**OBJECTIVE**
Gather the lines below that include the string "quantity", copying each in full.
◇ ◇ ◇ ◇
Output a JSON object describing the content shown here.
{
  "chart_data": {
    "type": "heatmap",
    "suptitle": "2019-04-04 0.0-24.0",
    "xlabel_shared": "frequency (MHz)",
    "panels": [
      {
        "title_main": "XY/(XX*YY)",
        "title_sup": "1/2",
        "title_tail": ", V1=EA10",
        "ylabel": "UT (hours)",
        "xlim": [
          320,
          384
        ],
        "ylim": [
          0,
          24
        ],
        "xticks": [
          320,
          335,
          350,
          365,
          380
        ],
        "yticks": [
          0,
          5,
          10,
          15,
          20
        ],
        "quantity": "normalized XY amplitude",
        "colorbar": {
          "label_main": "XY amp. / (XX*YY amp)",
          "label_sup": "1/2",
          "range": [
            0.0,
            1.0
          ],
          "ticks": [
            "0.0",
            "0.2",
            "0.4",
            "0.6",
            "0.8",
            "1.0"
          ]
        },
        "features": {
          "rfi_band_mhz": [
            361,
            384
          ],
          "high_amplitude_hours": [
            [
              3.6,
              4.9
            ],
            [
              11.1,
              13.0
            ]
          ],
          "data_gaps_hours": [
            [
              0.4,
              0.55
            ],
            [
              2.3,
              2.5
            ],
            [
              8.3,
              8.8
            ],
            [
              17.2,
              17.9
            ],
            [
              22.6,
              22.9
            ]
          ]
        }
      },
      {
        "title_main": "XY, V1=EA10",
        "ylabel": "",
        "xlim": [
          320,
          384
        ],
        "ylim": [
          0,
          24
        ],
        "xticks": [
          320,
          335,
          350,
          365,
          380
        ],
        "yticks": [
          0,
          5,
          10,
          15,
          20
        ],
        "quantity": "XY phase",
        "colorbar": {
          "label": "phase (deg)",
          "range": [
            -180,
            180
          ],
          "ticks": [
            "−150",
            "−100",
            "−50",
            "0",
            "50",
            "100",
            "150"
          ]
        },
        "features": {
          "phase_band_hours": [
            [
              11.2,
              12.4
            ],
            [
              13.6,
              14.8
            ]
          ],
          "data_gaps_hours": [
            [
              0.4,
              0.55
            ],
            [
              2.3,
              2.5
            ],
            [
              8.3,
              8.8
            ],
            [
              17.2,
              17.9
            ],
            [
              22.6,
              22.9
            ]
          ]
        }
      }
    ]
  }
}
◇ ◇ ◇ ◇
**ANSWER FOR THIS EXERCISE**
        "quantity": "normalized XY amplitude",
        "quantity": "XY phase",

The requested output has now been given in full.